Would you extract the whole listing below and retype it exactly?

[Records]
----------
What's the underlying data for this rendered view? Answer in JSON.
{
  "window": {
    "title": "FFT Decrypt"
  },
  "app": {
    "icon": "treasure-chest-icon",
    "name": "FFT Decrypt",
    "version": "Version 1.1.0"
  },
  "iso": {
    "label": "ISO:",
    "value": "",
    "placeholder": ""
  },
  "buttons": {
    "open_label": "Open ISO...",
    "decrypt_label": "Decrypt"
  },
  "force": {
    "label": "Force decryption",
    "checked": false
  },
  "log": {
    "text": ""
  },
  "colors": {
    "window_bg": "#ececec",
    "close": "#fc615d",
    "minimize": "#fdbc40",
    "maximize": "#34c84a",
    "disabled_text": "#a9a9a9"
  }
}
----------
*WRITTEN ANSWER:*
What's the underlying data for this rendered view? Answer in JSON.
{
  "window": {
    "title": "FFT Decrypt"
  },
  "app": {
    "icon": "treasure-chest-icon",
    "name": "FFT Decrypt",
    "version": "Version 1.1.0"
  },
  "iso": {
    "label": "ISO:",
    "value": "",
    "placeholder": ""
  },
  "buttons": {
    "open_label": "Open ISO...",
    "decrypt_label": "Decrypt"
  },
  "force": {
    "label": "Force decryption",
    "checked": false
  },
  "log": {
    "text": ""
  },
  "colors": {
    "window_bg": "#ececec",
    "close": "#fc615d",
    "minimize": "#fdbc40",
    "maximize": "#34c84a",
    "disabled_text": "#a9a9a9"
  }
}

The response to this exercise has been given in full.